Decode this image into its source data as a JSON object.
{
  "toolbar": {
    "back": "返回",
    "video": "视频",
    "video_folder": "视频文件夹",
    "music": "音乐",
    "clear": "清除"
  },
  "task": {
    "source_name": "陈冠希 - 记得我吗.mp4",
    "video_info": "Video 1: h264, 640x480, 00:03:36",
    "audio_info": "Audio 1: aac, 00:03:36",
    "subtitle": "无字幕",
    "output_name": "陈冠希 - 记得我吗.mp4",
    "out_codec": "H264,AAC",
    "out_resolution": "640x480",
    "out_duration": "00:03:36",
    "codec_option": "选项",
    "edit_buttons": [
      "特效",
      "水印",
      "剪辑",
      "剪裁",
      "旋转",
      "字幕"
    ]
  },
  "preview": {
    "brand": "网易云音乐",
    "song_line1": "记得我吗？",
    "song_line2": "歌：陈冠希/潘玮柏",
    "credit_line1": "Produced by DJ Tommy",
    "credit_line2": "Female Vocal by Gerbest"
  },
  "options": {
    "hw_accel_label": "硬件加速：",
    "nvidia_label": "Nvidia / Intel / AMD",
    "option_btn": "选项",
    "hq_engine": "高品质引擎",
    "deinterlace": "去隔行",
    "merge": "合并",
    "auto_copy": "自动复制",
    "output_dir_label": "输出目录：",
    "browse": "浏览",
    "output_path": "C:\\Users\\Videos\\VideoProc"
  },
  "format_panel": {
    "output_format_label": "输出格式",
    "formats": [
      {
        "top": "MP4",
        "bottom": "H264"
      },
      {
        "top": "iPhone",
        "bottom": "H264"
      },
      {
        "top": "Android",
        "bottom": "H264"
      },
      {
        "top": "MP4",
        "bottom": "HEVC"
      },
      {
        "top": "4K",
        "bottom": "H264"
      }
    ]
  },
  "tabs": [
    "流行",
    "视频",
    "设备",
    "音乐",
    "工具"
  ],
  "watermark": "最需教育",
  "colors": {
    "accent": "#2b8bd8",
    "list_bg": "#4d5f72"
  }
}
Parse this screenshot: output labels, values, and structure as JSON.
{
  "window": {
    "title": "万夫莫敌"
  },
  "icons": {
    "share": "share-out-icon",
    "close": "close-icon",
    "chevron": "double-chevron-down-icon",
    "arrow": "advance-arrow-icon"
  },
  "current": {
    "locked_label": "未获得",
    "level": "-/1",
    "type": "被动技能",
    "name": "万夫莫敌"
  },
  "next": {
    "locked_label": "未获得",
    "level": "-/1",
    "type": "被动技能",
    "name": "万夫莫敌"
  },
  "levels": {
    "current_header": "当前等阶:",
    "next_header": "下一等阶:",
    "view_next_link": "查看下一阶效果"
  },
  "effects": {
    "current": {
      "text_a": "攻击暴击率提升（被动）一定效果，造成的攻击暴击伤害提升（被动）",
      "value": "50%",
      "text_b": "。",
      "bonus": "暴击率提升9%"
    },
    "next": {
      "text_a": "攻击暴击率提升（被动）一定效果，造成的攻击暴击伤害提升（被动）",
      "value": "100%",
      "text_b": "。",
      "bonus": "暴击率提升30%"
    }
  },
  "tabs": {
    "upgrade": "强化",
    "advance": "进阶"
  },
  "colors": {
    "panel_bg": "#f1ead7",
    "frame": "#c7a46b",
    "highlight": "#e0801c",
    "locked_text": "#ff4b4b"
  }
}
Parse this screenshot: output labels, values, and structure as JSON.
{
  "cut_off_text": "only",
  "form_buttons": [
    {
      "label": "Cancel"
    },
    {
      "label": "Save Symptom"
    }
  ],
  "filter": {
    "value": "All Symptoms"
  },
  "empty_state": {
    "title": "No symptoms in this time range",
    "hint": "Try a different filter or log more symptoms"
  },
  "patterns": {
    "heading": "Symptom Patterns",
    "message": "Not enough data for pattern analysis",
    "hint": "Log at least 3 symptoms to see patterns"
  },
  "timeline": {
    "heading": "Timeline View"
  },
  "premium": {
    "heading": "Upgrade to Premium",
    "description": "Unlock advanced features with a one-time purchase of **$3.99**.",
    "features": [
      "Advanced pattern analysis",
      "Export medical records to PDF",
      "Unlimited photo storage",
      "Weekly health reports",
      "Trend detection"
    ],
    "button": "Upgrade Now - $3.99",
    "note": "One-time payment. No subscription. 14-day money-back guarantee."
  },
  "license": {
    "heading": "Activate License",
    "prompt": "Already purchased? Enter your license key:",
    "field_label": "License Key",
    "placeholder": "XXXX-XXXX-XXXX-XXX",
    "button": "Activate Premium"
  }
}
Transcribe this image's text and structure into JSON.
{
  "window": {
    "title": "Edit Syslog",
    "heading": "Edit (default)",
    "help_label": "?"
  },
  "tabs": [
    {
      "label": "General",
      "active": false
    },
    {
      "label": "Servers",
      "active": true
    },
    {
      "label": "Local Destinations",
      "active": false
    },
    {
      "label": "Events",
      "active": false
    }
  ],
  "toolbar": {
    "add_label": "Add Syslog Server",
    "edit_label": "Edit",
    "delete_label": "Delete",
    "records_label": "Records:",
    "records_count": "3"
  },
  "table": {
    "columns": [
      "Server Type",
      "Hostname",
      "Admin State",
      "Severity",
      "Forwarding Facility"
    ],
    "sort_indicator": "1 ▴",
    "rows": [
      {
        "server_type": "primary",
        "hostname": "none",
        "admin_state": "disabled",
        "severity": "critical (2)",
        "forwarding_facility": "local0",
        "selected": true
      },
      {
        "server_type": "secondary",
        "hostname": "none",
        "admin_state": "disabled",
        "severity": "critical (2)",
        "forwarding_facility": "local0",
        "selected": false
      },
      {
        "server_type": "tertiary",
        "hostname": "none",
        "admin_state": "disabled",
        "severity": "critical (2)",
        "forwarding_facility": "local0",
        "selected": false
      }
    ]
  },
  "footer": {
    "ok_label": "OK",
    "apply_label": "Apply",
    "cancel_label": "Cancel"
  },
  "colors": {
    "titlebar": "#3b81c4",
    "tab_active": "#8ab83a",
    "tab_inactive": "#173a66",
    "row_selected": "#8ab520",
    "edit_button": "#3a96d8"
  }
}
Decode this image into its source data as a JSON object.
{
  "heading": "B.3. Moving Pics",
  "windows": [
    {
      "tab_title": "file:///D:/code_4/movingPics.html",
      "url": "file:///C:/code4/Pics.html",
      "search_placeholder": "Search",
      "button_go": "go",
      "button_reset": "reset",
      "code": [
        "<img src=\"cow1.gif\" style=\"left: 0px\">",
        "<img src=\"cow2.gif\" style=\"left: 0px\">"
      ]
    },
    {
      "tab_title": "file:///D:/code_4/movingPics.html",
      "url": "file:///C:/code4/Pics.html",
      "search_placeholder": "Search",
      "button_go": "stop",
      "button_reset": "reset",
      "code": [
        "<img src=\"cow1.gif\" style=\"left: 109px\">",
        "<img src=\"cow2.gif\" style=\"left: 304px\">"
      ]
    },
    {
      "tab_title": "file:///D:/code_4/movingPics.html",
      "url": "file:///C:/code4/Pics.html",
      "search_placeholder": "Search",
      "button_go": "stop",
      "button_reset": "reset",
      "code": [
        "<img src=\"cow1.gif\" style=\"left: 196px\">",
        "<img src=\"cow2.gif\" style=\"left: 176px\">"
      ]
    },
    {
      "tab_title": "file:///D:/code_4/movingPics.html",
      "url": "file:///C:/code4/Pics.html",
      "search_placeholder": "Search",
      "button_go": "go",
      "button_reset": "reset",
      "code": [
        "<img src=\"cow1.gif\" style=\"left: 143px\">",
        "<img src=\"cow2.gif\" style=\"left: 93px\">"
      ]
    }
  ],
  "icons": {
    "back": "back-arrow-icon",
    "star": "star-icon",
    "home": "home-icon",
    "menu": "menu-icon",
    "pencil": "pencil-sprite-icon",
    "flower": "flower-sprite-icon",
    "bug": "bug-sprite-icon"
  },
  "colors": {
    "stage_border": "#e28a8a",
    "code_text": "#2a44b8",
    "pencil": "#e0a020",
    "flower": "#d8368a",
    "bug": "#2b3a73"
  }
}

THE TASK | Copy every line of the data that holds the string "analysis".

IN RESPONSE |
    "message": "Not enough data for pattern analysis",
      "Advanced pattern analysis",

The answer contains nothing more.